# The task
Copy each line of the entries beneath that contains the word "this".

(Excerpt from a dataset)
● ● ● ●

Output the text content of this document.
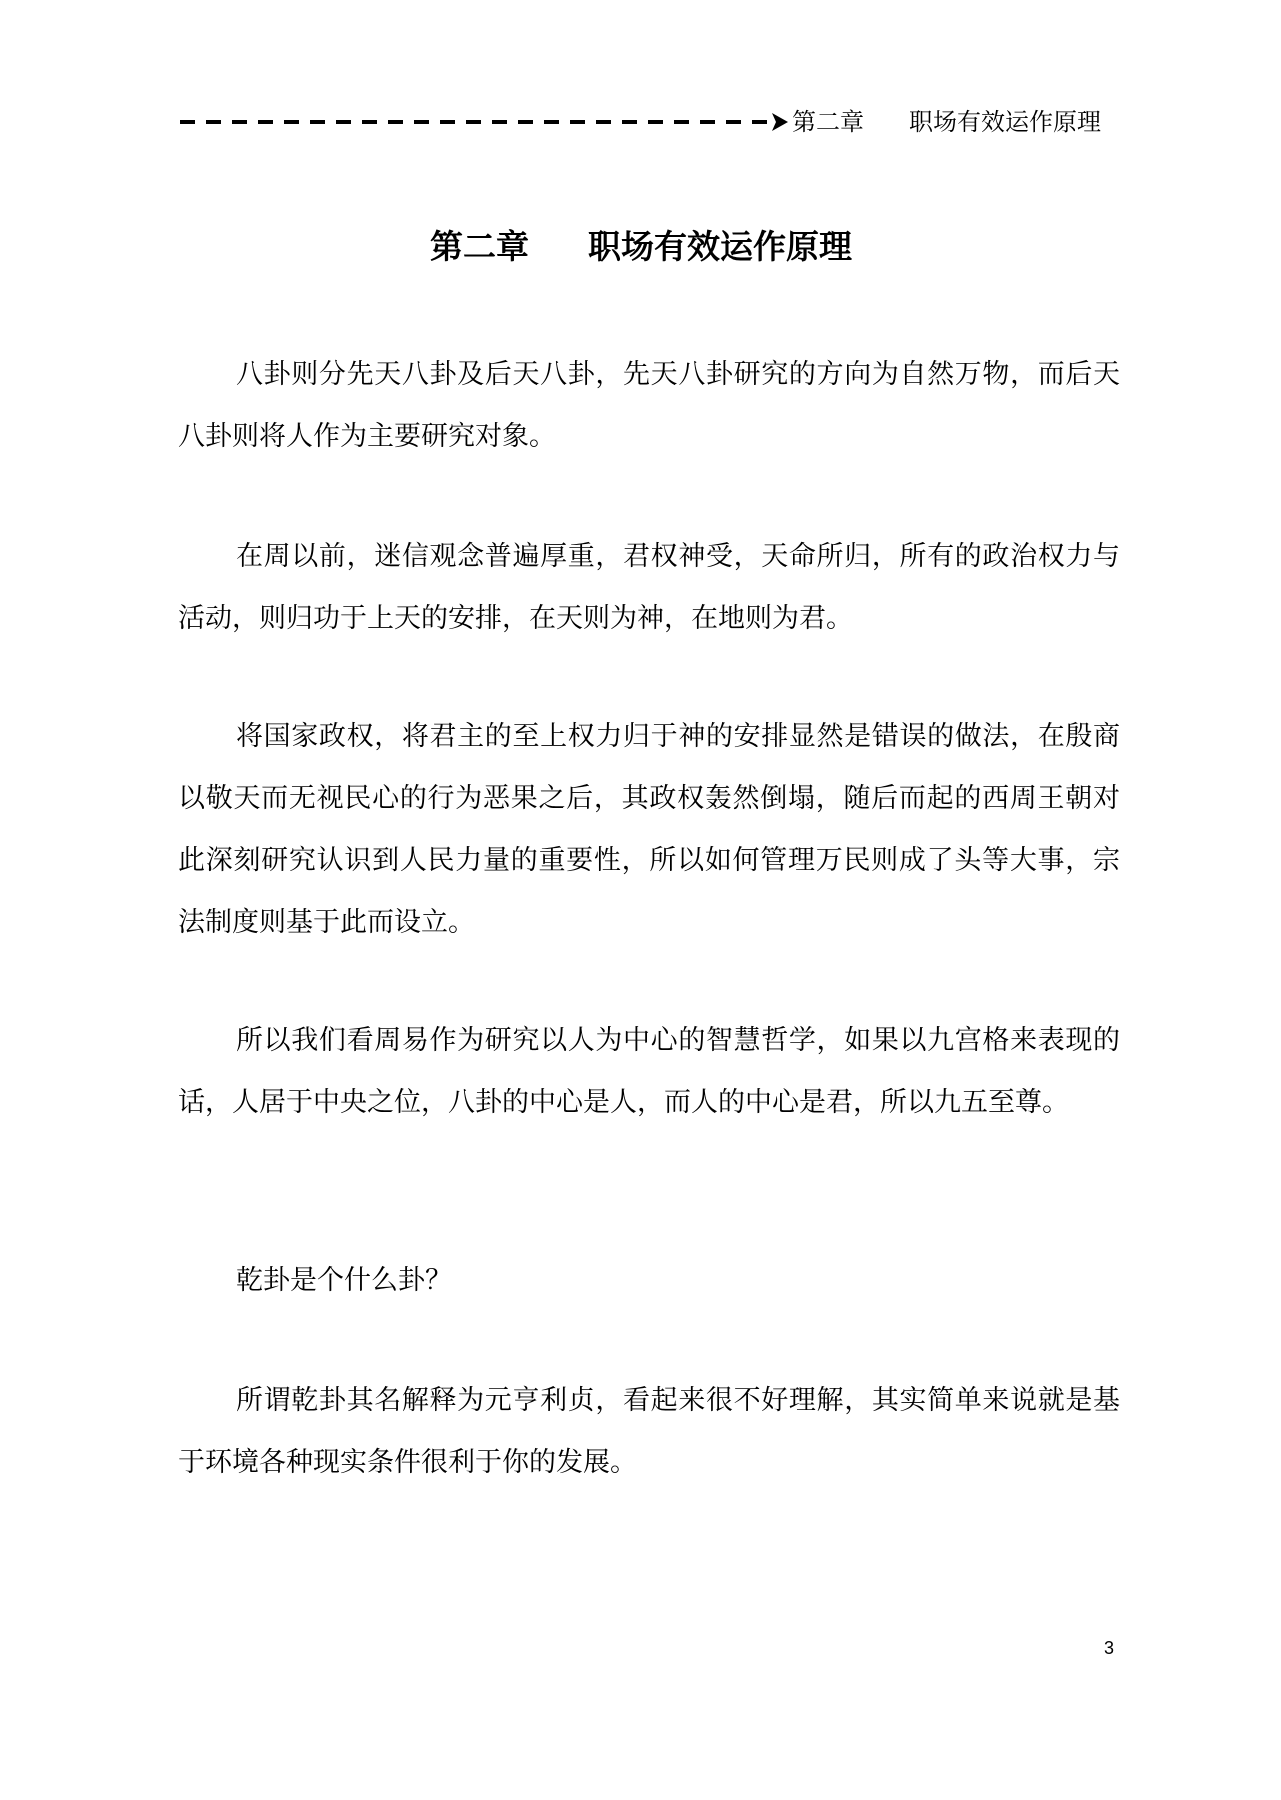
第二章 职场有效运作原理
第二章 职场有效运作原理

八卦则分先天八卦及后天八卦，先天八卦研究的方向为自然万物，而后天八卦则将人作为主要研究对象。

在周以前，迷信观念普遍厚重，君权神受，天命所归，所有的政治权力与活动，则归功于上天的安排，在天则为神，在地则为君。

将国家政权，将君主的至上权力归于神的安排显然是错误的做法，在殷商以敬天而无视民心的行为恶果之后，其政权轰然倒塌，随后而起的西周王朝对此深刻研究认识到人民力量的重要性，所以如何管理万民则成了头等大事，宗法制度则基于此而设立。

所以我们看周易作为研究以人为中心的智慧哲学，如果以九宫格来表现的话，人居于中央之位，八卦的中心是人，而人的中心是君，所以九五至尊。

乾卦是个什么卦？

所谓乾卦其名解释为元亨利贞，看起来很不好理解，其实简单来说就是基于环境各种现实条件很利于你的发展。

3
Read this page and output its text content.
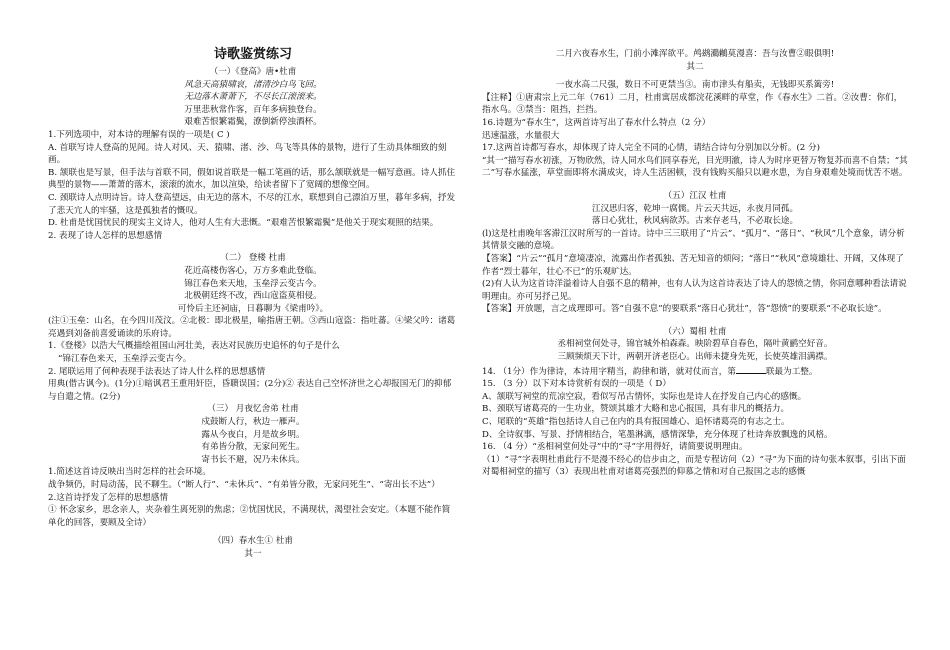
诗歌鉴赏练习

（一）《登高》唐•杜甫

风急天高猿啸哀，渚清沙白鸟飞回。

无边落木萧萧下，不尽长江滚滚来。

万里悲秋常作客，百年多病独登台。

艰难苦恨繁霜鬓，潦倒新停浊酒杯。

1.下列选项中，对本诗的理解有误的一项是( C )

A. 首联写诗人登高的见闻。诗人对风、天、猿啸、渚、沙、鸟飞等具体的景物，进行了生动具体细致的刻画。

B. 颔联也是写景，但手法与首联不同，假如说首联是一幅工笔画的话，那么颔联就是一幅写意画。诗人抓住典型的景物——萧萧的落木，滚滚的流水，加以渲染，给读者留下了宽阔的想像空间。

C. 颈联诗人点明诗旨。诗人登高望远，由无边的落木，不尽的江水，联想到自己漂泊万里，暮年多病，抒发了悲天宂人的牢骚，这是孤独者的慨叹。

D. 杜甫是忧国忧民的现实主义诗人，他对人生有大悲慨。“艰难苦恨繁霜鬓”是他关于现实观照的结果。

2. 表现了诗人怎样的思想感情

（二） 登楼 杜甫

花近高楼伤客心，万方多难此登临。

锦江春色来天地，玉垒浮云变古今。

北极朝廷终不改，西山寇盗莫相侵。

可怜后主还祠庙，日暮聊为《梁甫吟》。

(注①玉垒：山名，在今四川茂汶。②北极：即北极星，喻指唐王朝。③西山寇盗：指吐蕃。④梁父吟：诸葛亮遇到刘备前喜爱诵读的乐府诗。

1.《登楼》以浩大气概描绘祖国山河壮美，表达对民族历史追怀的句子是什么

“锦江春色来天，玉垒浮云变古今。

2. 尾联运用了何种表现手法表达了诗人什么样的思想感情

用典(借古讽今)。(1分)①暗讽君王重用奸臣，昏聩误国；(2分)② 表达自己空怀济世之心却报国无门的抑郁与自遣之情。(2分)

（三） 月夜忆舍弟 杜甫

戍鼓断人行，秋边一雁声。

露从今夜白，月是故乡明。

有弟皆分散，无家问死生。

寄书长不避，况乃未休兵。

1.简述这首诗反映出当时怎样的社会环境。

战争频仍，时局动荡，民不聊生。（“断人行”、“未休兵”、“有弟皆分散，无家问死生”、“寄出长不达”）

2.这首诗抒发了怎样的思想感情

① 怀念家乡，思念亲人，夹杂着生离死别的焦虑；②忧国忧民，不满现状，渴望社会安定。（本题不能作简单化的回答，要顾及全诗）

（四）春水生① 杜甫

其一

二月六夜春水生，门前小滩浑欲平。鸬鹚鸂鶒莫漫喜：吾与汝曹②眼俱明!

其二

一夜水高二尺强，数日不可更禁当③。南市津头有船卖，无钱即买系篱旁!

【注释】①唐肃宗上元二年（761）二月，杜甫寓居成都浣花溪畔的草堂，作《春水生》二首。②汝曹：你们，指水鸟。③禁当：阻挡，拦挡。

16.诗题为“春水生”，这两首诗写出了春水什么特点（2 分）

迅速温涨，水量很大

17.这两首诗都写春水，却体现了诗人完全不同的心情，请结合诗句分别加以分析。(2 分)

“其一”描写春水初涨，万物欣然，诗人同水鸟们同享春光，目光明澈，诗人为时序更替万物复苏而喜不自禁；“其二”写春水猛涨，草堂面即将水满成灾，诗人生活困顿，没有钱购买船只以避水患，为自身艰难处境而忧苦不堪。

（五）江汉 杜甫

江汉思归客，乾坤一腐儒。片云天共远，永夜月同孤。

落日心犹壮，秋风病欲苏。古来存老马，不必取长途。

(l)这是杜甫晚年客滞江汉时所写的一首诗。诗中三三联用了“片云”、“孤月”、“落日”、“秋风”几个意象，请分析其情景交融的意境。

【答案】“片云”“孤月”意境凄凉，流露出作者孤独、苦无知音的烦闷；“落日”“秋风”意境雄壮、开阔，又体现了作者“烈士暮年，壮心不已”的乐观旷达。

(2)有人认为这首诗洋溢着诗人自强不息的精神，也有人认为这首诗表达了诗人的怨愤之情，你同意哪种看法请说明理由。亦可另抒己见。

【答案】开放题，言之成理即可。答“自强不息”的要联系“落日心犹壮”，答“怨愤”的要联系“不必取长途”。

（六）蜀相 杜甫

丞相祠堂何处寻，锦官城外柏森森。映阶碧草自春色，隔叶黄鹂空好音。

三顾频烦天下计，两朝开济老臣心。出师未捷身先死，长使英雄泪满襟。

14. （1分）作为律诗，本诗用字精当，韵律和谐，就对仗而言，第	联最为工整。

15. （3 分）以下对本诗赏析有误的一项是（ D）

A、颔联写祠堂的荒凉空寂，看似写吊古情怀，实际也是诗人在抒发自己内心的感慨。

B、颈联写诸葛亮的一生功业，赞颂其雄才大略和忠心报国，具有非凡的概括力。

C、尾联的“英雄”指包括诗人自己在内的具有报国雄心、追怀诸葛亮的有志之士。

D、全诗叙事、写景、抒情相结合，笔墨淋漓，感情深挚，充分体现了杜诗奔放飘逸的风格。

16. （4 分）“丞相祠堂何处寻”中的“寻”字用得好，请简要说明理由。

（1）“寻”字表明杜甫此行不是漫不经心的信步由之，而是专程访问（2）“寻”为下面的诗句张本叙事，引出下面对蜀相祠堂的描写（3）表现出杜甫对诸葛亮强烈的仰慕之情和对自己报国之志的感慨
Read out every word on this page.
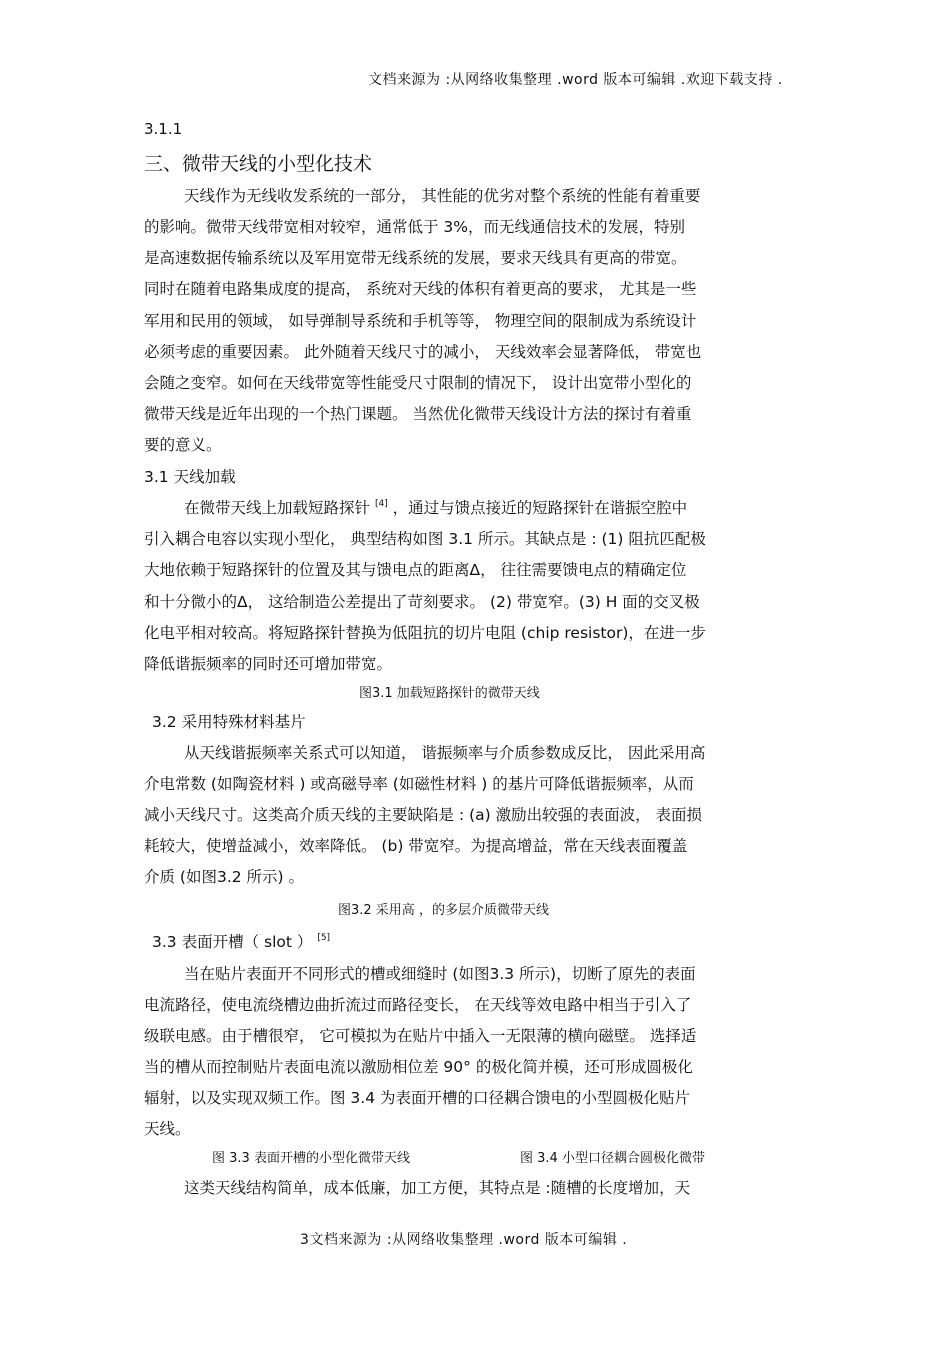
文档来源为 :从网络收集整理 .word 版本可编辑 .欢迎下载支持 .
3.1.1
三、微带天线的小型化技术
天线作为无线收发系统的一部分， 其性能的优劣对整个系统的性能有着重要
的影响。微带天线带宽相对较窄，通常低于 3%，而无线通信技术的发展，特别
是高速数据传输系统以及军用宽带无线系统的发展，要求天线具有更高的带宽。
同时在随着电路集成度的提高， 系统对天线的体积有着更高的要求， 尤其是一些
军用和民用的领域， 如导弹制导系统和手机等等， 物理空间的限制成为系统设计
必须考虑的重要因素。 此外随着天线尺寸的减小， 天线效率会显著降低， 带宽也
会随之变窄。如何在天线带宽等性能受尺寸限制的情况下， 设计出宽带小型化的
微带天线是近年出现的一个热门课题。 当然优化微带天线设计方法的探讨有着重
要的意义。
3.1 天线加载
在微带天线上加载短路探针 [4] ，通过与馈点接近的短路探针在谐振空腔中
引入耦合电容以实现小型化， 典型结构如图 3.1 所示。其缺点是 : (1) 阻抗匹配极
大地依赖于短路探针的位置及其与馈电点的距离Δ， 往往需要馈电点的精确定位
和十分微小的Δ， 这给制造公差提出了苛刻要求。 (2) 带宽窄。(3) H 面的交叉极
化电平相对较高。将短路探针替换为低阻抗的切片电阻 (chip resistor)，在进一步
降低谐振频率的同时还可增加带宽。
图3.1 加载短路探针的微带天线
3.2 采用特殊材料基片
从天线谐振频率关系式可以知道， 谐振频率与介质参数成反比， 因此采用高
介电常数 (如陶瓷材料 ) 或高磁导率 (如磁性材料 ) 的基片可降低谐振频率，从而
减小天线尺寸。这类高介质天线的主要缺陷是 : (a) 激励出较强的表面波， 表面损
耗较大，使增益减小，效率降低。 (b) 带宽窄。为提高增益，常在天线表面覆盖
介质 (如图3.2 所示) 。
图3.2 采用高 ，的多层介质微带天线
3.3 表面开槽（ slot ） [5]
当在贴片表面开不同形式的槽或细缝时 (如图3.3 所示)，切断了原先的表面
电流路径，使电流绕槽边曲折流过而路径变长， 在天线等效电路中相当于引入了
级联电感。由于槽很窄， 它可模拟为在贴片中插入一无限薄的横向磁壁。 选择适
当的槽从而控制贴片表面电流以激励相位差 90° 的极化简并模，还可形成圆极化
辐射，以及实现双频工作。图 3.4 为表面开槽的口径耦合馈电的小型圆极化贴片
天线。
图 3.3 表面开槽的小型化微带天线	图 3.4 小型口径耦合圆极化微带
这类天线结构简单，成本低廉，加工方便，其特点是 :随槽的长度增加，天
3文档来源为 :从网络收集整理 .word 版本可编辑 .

● ● ● ●

# Result of the exercise
Output the text content of this document.
Read this page and output its text content.
Read out every word on this page.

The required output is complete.